Look through the data below. Show each line where the string "icon" occurs.
· · ·
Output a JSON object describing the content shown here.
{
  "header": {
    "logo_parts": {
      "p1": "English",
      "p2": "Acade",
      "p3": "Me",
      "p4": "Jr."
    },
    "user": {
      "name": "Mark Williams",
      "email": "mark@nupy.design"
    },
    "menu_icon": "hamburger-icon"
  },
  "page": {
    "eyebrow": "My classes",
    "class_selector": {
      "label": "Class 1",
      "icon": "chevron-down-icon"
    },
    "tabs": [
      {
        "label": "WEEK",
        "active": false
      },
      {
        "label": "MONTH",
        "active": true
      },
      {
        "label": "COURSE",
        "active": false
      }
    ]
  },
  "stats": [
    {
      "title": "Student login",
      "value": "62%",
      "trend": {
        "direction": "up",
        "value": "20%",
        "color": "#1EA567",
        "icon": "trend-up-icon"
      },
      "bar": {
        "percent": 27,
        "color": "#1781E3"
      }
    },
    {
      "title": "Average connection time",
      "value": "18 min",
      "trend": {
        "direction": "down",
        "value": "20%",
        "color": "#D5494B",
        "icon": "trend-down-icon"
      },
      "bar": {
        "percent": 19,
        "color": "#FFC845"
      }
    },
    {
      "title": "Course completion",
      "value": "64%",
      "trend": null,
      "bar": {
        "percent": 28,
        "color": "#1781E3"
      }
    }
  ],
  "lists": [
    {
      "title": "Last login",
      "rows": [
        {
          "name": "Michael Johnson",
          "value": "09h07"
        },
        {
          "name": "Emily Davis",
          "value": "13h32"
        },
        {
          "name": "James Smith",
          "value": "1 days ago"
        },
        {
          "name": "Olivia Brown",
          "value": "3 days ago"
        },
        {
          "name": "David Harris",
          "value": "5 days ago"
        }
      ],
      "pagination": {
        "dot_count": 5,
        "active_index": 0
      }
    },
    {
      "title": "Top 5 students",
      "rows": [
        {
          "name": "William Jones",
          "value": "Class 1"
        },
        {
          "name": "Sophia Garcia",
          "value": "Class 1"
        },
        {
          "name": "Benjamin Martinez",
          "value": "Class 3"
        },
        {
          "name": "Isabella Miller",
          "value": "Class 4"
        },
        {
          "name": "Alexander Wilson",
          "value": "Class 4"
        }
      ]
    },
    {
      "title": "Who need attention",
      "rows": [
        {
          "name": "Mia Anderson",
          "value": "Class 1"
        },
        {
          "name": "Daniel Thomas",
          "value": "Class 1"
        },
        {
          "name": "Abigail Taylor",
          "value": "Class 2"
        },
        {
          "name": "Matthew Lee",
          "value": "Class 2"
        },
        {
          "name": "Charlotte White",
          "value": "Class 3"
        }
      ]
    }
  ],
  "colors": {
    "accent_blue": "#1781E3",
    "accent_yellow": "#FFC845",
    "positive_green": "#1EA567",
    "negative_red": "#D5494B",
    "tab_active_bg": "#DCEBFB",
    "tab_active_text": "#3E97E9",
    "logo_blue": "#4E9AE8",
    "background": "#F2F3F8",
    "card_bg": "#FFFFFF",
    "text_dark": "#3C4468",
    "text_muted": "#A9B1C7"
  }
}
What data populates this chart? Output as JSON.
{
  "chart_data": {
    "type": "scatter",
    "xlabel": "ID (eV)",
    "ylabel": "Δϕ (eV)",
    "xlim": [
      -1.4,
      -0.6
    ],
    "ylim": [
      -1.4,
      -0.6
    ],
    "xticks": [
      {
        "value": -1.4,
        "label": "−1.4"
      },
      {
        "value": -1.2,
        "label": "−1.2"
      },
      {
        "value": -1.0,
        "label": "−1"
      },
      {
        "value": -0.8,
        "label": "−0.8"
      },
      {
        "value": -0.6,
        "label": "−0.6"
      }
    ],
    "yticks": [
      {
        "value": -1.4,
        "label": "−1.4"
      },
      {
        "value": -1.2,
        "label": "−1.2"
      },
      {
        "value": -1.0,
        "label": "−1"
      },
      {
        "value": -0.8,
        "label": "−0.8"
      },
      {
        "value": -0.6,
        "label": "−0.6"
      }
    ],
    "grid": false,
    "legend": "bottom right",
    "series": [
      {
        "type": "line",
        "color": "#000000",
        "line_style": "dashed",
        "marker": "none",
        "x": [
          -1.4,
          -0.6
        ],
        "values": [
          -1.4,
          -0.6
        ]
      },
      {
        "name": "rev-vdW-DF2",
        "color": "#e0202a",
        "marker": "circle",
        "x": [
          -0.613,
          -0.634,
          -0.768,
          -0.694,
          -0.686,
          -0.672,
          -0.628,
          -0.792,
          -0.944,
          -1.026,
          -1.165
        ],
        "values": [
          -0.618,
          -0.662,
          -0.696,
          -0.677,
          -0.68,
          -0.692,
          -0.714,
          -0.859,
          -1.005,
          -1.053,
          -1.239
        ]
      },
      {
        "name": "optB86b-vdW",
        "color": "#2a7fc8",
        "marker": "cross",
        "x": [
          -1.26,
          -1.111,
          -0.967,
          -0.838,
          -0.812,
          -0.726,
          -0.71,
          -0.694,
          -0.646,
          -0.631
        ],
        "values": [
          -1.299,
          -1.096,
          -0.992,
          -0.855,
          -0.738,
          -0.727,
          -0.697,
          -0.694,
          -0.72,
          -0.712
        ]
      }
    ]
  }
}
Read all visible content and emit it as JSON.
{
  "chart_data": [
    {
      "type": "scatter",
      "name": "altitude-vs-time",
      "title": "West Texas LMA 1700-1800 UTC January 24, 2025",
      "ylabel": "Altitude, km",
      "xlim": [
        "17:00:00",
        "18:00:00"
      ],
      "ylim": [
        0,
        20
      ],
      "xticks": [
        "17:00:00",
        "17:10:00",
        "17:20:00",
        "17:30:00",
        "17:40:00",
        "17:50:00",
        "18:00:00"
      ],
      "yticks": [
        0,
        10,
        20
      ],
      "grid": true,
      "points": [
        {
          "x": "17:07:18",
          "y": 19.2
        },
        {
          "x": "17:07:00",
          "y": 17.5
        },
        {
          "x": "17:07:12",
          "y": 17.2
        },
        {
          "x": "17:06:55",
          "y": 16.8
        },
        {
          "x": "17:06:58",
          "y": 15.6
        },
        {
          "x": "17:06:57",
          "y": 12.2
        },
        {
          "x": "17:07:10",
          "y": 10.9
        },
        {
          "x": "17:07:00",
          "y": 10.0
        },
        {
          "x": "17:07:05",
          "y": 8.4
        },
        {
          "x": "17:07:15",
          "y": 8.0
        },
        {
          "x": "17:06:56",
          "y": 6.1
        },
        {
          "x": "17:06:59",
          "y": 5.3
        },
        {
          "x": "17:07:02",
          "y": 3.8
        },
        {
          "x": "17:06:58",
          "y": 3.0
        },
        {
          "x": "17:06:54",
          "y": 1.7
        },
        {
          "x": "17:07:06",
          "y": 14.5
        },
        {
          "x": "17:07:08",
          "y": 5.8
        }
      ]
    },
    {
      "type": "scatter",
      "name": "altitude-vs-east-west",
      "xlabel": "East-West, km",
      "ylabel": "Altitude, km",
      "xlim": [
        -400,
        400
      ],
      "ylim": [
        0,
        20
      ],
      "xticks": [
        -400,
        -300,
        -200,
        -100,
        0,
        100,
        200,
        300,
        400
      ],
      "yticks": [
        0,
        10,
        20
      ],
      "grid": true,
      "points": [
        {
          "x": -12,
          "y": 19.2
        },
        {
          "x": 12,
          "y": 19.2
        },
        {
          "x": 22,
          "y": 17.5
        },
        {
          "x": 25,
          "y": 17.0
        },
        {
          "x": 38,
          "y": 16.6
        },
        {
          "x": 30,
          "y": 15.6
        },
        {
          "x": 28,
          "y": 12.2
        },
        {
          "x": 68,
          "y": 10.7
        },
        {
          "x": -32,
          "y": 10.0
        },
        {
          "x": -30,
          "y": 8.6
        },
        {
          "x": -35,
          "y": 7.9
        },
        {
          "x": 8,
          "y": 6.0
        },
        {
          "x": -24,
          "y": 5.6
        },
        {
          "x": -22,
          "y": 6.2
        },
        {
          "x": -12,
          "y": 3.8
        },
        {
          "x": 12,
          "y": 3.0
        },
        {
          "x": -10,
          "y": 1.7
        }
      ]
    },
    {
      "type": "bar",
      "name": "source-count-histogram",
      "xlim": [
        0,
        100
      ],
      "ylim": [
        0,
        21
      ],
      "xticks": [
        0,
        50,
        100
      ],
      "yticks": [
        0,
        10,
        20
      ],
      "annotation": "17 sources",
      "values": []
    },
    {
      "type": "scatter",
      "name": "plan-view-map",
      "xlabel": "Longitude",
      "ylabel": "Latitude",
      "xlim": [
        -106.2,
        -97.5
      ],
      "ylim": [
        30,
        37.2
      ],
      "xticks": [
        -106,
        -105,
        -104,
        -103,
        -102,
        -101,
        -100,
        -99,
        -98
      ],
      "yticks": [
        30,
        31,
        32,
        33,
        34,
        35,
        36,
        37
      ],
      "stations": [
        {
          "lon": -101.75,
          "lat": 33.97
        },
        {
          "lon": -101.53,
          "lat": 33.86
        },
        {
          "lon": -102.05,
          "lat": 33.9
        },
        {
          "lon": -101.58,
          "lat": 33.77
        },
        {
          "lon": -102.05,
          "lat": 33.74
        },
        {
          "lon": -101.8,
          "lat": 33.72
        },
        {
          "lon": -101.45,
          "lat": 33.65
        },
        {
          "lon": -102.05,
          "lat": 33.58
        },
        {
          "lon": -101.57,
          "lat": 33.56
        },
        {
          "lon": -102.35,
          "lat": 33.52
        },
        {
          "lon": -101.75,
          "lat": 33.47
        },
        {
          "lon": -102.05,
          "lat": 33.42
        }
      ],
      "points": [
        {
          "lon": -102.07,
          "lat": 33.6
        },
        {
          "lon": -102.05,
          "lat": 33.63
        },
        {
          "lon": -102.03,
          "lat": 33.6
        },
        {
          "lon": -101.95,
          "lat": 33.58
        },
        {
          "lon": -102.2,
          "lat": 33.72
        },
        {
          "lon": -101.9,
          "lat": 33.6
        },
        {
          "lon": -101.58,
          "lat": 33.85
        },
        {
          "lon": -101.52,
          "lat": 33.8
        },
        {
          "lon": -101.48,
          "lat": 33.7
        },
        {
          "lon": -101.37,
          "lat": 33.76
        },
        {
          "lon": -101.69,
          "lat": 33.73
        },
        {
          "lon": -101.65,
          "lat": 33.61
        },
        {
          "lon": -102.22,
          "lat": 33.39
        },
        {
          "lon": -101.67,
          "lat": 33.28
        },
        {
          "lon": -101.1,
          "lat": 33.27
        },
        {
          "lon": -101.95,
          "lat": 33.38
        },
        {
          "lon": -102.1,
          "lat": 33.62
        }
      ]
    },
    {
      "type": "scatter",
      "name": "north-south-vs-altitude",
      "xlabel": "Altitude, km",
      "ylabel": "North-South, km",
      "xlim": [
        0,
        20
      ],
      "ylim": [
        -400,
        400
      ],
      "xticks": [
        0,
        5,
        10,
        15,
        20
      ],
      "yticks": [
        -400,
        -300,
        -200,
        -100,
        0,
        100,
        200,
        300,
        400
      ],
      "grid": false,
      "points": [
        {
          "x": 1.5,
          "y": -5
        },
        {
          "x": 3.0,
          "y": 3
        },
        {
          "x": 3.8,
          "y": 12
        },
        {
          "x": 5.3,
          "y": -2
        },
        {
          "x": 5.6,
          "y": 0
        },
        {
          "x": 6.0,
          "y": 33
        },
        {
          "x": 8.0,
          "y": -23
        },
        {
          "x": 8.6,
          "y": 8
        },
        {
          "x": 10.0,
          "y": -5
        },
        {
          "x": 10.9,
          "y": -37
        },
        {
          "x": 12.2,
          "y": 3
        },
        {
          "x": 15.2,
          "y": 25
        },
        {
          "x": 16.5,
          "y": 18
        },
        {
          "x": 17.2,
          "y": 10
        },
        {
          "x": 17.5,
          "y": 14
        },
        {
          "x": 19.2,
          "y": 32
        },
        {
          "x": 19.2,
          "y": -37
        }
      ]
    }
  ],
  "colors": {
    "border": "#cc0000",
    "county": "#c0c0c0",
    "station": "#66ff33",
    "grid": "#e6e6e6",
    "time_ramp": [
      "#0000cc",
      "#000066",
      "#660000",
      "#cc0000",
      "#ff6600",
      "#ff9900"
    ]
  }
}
· · ·
**Written answer**
    "menu_icon": "hamburger-icon"
      "icon": "chevron-down-icon"
        "icon": "trend-up-icon"
        "icon": "trend-down-icon"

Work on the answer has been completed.